··· MATERIAL SHOWN ···

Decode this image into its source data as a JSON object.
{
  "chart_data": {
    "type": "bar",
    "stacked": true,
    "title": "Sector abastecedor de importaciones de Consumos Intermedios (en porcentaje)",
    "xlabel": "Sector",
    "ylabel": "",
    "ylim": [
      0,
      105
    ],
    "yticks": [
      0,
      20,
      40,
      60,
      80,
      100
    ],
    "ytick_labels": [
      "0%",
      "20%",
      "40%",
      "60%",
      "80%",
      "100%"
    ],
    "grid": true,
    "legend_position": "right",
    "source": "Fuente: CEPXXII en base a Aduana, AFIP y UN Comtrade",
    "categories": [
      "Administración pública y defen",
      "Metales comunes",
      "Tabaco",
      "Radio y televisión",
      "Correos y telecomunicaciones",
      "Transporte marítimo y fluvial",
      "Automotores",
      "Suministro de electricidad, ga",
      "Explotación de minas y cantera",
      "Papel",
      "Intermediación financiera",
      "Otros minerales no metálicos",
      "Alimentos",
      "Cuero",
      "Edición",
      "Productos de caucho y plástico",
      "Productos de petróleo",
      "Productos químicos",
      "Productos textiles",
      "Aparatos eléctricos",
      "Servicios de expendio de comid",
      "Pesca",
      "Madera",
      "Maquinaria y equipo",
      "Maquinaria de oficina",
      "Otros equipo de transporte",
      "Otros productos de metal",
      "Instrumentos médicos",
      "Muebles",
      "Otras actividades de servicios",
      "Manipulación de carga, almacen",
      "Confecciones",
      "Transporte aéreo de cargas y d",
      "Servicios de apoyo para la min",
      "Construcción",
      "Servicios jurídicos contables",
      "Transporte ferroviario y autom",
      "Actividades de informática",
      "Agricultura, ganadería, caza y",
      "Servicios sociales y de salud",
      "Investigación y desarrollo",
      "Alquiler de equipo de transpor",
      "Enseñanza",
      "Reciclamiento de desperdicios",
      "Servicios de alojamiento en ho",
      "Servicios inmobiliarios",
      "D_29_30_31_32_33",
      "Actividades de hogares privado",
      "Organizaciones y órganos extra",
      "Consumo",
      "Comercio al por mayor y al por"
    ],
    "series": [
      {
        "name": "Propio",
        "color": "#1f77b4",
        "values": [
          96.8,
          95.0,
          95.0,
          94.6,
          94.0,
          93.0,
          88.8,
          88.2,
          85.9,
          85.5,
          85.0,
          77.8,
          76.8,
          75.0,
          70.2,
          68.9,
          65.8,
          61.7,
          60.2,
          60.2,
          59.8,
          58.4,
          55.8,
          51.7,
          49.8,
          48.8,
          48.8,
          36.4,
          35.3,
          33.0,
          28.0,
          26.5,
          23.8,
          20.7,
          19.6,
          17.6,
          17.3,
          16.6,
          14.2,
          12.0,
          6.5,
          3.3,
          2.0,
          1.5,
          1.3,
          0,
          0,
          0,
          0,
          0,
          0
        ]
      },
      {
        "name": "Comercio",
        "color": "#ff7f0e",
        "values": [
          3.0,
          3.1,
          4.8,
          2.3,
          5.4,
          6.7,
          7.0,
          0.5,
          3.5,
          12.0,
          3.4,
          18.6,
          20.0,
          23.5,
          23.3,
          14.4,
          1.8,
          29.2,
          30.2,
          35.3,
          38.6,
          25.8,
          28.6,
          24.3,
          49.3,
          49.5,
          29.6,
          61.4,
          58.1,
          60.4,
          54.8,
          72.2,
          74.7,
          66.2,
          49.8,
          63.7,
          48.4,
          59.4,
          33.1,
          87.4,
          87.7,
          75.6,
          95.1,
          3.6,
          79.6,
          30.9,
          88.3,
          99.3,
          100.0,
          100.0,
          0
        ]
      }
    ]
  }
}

···

[WRITTEN REQUEST]: Scan the material for lines with the word "Sector", and copy each line you find.

[RESULT OF THE EXERCISE]:
    "title": "Sector abastecedor de importaciones de Consumos Intermedios (en porcentaje)",
    "xlabel": "Sector",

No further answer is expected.